======== Document excerpt ========

I could really use some help on this slope/tangent problem, please?

Question

y = x^2 - 2x - 3
P(2,-3)

**Find the slope of the curve at the given point P, and the equation of the tangent line at P.

I pretty much know the answer is 2 and y = 2x-7 but I'd really like to know how to get there. Thanks so much.

We have not been taught how to derive yet in class so I should probably use another method.

Answer 1

Find the derivative of y (you should know how to do this):
y' = 2x - 2
Find the slope at 2 (derivative of the function gives you the slope at that point):
y' (2) = 2(2) - 2
y' (2) = 2

Now find the equation of the line which is tangent at P:
Remember y = mx + b?
x = 2 (given)
y = -3 (given)
m = 2 (m is the slope we calculated)

Now plug it into the equation to find b:
-3 = 2(2) + b
-7 = b
Now that you know the values, form the equation:
y = 2x - 7

That's it!

Answer 2

If you learned calculus, then this answer would be resolved with the first derivative, that is, y'=2x-2. Thus at the point x=2, y' = 2. Thus your answer for the slope of the tangent is right, since y' = 2*2-2. Now that you know the slope of your tangent line is 2, you have y = 2x + b as its equation, thus since this line goes through the point P(2,-3), -3 = 2(2) + b which means that b = -7. All in all, you have the equation of the tangent line being y = 2x-7.

Answer 3

The slope of the tangent to a curve at a given point is the value of the derivative at that`point
y=x^2-2x-3

y´= 2x-2

At point(2,-3) of the curve y´=2*2-2=2

so the slope is 2 and the equation is y+3=2*(x-2)which comes to y= 2x-7

Answer 4

i am no math wiz and havent taken math in a while but i think this might be it or at least this is what i got:

y=x^2-2x+3 P(2,-3)
therefore:
-3=2^2-2(2)+3
-3=4-4+2
-3=2 -3=y y=2

========

The problem - In the slope and tangent thread, explain in one to three sentences why Answer 1 substitutes 2 into y' = 2x - 2 to find the slope at P. The material after this point comes from a different source.

======== Given entries ========

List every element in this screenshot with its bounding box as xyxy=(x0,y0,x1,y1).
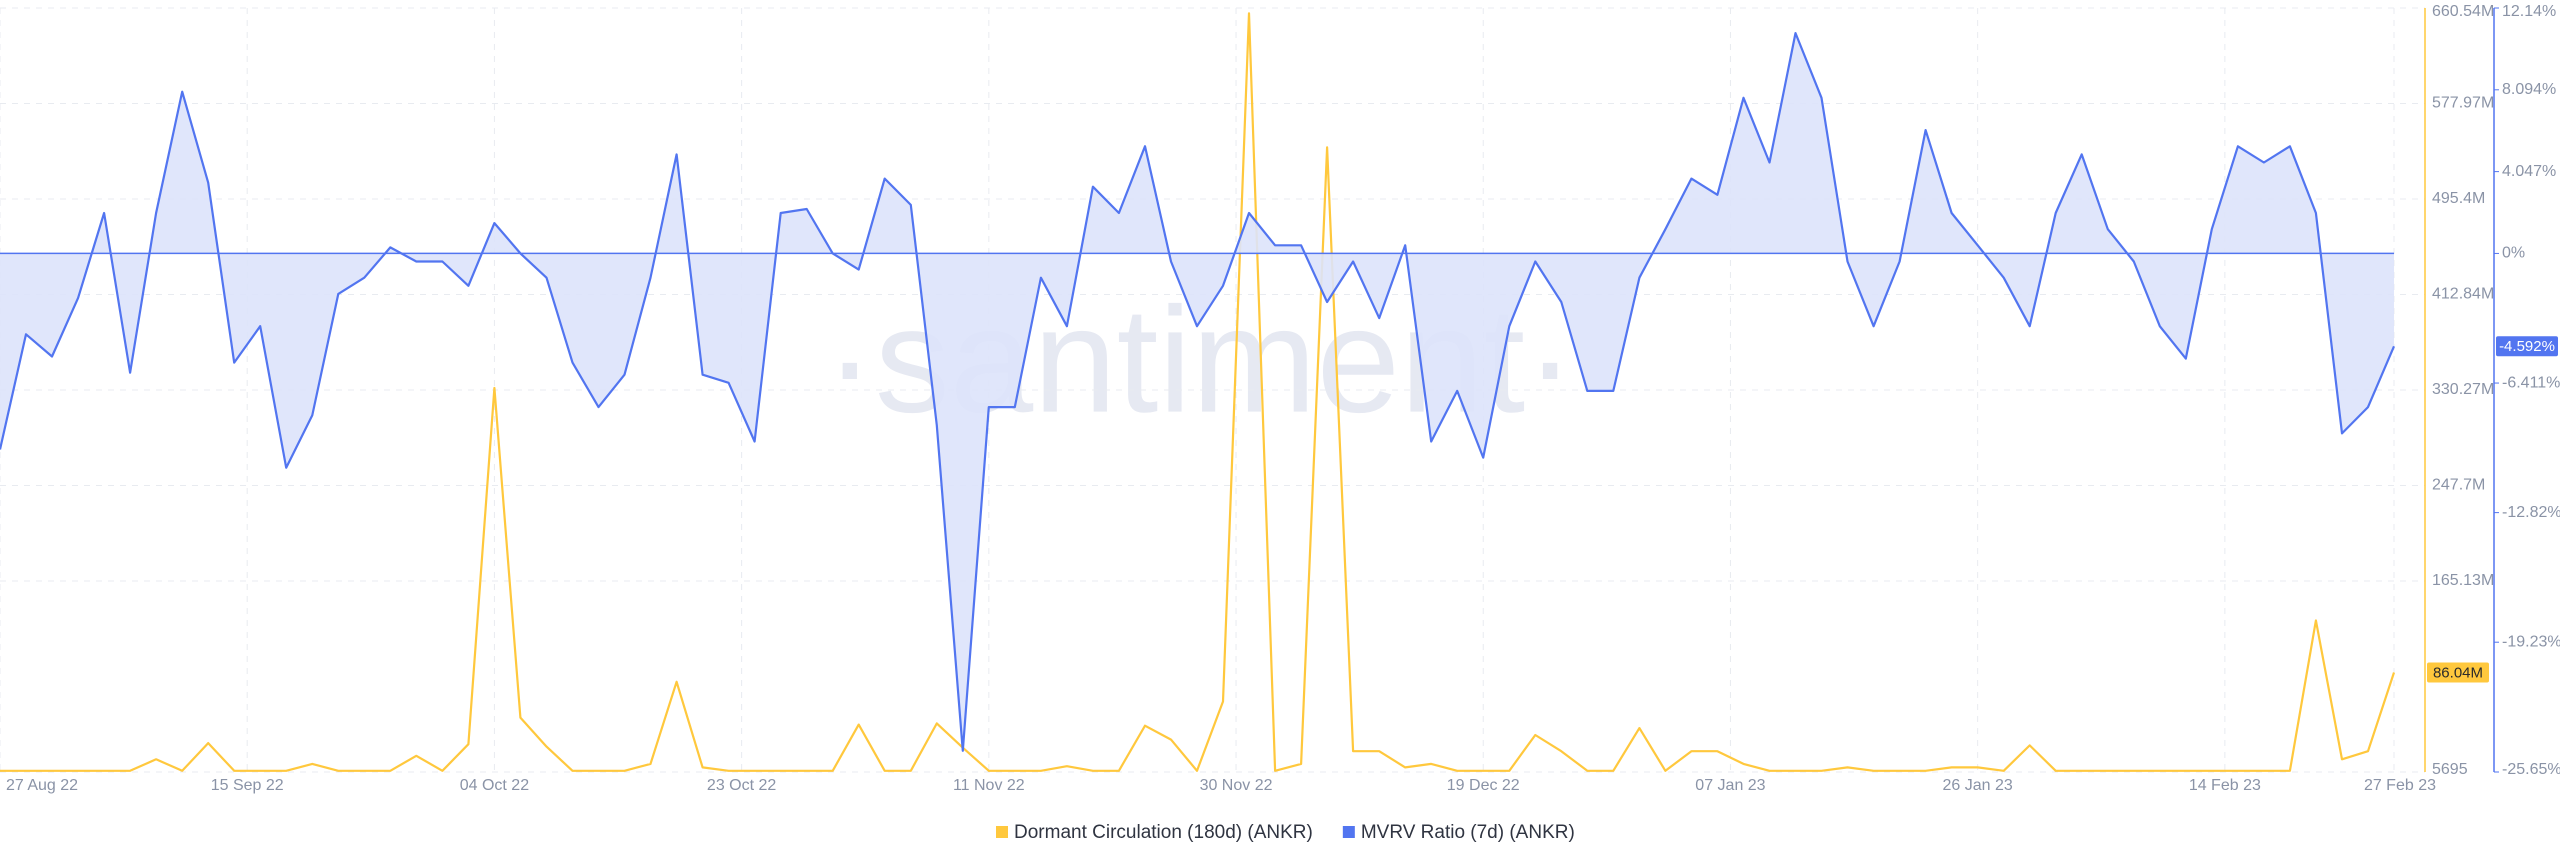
value-badge xyxy=(2427,662,2489,683)
x-tick-label: 11 Nov 22 xyxy=(953,777,1025,794)
y-tick-label: 577.97M xyxy=(2432,95,2494,112)
legend: Dormant Circulation (180d) (ANKR) MVRV Ra… xyxy=(996,822,1575,843)
y2-tick-label: 8.094% xyxy=(2502,81,2556,98)
value-badge xyxy=(2496,336,2558,357)
y-tick-label: 247.7M xyxy=(2432,477,2485,494)
y-tick-label: 330.27M xyxy=(2432,381,2494,398)
legend-item[interactable]: MVRV Ratio (7d) (ANKR) xyxy=(1342,822,1575,843)
value-label: -4.592% xyxy=(2499,338,2555,355)
y2-tick-label: 0% xyxy=(2502,245,2525,262)
x-tick-label: 27 Aug 22 xyxy=(6,777,78,794)
legend-swatch xyxy=(996,826,1008,838)
y-tick-label: 495.4M xyxy=(2432,190,2485,207)
line xyxy=(0,12,2396,772)
y-tick-label: 412.84M xyxy=(2432,286,2494,303)
area xyxy=(0,33,2394,751)
legend-label: MVRV Ratio (7d) (ANKR) xyxy=(1361,822,1575,843)
line xyxy=(0,32,2396,752)
y-tick-label: 165.13M xyxy=(2432,572,2494,589)
y2-tick-label: -19.23% xyxy=(2502,633,2560,650)
y2-tick-label: -6.411% xyxy=(2502,374,2560,391)
x-tick-label: 27 Feb 23 xyxy=(2364,777,2436,794)
y-tick-label: 5695 xyxy=(2432,761,2468,778)
y-tick-label: 660.54M xyxy=(2432,3,2494,20)
y2-tick-label: 12.14% xyxy=(2502,3,2556,20)
x-tick-label: 04 Oct 22 xyxy=(460,777,529,794)
x-tick-label: 26 Jan 23 xyxy=(1943,777,2013,794)
legend-label: Dormant Circulation (180d) (ANKR) xyxy=(1014,822,1313,843)
x-tick-label: 15 Sep 22 xyxy=(211,777,284,794)
y2-tick-label: 4.047% xyxy=(2502,163,2556,180)
y2-tick-label: -12.82% xyxy=(2502,504,2560,521)
x-tick-label: 19 Dec 22 xyxy=(1447,777,1520,794)
y2-tick-label: -25.65% xyxy=(2502,761,2560,778)
x-tick-label: 23 Oct 22 xyxy=(707,777,776,794)
legend-swatch xyxy=(1342,826,1355,838)
legend-item[interactable]: Dormant Circulation (180d) (ANKR) xyxy=(996,822,1313,843)
x-tick-label: 30 Nov 22 xyxy=(1200,777,1273,794)
x-tick-label: 07 Jan 23 xyxy=(1695,777,1765,794)
value-label: 86.04M xyxy=(2433,664,2483,681)
x-tick-label: 14 Feb 23 xyxy=(2189,777,2261,794)
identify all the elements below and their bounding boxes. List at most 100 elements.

========

Exercise output - Answer 1 states that the derivative of the function gives the slope at a point. Evaluating y' = 2x - 2 at x = 2 therefore gives the slope at P(2,-3): 2(2) - 2 = 2.